-- What the task asks --
In the passage below about the university's building investment, reproduce the text between "In summer 2013" and "small gallery space.", inclusive, without changing a single character.

-- Passage for review --
═══

The university embarked on a £150 million programme of investment in 2004, to deliver new buildings and carry out major refurbishment projects. These included:
- £22m Mary Seacole Building, opened in 2006, the purpose-built five-storey facility for the College of Health and Social Care.
- £10m Lady Hale Building for the Salford Law School which opened in February 2008. The whole building acts as its own night storage heating and cooling system thanks to a "Termodeck" system.
- £10m Innovation Forum Building
- Joule Physics Laboratory provides a suite of new, purpose-built physics teaching laboratories and is named after James Prescott Joule, whose former home is situated opposite the Peel Building.
- Opened in October 2011 – A new building for the university's College of Arts, Media & Social Sciences designed by 3XN Architects on the MediaCityUK site in Salford Quays – which will be home to five BBC departments.

In summer 2013 construction work started on the £55 million New Adelphi building. The building opened in September 2016 and houses music, performance, art, design and architecture students. Facilities include a 350 capacity theatre with flexible seating to suit a range of events, 140sqm studio theatre, 2 large TV acting studios, 36 dedicated rehearsal rooms, 6 industry-standard recording studios, 12 amplified performance spaces (music ensemble rooms), 2 dance studios, 3 floors of dedicated wood, metal, textiles, print and plastics workshops, 7 photographic studios, 14 instrumental tuition rooms, a double-height 100 sq m band-room/live room and a suite of flexible performance and studio spaces. It also features a small gallery space.

═══

-- Dataset extract --
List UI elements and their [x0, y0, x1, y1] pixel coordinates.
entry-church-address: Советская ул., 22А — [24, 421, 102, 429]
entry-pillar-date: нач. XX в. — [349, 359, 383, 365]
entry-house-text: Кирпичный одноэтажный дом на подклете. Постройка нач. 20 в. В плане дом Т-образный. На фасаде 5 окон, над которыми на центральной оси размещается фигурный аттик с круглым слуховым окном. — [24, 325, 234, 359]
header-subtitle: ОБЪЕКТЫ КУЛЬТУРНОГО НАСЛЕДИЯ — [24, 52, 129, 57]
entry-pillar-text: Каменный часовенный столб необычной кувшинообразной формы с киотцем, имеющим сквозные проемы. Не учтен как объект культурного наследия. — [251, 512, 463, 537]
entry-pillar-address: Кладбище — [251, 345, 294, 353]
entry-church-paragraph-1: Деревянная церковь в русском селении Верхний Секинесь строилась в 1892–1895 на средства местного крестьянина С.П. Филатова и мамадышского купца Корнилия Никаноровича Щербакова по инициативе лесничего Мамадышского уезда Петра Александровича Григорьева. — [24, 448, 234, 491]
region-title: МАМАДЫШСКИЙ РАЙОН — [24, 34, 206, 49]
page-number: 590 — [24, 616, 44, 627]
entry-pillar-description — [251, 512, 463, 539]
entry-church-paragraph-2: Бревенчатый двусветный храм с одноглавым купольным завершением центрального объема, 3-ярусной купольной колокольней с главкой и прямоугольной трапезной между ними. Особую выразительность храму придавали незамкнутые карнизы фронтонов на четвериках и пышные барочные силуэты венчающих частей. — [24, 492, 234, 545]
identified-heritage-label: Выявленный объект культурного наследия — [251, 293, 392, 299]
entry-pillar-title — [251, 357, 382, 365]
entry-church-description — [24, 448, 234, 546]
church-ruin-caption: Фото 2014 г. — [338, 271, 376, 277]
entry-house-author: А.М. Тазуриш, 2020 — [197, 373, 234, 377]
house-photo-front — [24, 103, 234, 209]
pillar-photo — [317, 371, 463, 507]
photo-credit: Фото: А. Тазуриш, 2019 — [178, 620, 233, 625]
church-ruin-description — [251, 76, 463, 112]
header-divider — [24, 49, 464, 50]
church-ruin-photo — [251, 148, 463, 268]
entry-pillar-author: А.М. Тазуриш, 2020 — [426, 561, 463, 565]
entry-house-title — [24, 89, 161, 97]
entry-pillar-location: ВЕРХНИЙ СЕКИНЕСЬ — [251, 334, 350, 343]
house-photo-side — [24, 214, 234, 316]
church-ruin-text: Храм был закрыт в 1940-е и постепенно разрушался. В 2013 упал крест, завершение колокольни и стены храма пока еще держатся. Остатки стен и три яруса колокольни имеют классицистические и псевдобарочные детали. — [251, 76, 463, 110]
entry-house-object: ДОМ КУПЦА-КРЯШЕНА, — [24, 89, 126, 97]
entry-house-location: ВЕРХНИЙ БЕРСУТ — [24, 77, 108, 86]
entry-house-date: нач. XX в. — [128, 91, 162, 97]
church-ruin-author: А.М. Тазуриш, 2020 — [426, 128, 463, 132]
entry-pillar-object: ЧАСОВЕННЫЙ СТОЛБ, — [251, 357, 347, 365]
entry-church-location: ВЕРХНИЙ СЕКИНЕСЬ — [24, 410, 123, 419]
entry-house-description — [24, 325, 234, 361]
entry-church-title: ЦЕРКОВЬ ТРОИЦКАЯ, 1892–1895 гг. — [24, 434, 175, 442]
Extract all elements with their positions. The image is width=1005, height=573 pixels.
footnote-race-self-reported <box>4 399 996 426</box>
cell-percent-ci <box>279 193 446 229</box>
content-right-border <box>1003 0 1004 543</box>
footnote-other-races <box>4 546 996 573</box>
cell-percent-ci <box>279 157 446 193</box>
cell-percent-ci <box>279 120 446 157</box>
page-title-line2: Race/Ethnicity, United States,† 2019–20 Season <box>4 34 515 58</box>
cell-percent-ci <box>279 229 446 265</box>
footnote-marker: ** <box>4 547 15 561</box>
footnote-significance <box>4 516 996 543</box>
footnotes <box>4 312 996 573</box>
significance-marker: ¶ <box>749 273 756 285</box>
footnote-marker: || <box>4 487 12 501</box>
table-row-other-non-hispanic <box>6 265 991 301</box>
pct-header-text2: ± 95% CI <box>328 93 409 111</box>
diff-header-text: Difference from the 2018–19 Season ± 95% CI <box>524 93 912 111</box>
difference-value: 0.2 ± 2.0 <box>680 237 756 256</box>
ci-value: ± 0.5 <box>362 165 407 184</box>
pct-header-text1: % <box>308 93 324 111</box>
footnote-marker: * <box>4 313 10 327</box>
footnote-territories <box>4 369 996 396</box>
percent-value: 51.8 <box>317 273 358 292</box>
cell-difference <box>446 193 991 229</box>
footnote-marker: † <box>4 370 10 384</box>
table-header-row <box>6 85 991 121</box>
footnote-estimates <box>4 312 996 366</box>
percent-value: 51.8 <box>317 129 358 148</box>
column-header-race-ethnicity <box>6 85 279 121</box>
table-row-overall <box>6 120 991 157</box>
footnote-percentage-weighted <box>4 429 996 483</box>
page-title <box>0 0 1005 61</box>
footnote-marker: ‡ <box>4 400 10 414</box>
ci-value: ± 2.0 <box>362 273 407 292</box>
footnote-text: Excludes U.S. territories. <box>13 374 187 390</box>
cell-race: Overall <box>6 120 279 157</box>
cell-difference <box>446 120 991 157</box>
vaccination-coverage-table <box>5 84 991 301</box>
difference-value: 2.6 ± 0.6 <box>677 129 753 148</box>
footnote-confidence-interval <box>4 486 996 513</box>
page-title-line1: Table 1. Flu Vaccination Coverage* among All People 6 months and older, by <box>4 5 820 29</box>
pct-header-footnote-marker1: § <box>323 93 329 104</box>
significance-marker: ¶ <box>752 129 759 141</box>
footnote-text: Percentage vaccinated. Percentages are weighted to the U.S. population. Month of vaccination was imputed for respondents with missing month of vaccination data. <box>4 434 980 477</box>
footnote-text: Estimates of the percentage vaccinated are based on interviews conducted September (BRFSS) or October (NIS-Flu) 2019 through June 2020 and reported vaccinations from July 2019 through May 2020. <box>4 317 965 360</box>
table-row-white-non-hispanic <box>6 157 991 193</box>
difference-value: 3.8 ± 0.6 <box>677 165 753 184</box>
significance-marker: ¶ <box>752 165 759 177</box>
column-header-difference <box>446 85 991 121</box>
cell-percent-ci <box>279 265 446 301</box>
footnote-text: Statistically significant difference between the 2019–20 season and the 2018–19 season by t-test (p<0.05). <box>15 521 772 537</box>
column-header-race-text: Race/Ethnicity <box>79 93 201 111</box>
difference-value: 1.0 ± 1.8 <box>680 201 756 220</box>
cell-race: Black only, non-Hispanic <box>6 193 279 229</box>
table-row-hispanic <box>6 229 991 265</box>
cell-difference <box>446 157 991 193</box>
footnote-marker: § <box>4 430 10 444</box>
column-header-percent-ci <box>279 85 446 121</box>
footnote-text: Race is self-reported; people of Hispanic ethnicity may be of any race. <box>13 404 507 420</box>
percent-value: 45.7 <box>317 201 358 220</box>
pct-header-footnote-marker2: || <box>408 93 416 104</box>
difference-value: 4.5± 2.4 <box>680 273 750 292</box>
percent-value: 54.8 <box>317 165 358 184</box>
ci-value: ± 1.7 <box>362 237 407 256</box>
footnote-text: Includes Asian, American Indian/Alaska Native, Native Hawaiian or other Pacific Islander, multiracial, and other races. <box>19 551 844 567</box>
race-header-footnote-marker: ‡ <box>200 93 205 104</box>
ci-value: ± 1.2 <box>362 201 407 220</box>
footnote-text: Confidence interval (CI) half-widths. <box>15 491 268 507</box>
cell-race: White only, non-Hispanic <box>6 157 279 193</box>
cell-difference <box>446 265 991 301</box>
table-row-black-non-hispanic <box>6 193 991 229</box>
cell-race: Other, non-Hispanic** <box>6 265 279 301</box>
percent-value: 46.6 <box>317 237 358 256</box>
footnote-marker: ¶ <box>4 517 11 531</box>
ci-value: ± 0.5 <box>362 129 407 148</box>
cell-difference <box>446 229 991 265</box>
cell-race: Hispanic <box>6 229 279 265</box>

═══

-- Solution for this problem --
In summer 2013 construction work started on the £55 million New Adelphi building. The building opened in September 2016 and houses music, performance, art, design and architecture students. Facilities include a 350 capacity theatre with flexible seating to suit a range of events, 140sqm studio theatre, 2 large TV acting studios, 36 dedicated rehearsal rooms, 6 industry-standard recording studios, 12 amplified performance spaces (music ensemble rooms), 2 dance studios, 3 floors of dedicated wood, metal, textiles, print and plastics workshops, 7 photographic studios, 14 instrumental tuition rooms, a double-height 100 sq m band-room/live room and a suite of flexible performance and studio spaces. It also features a small gallery space.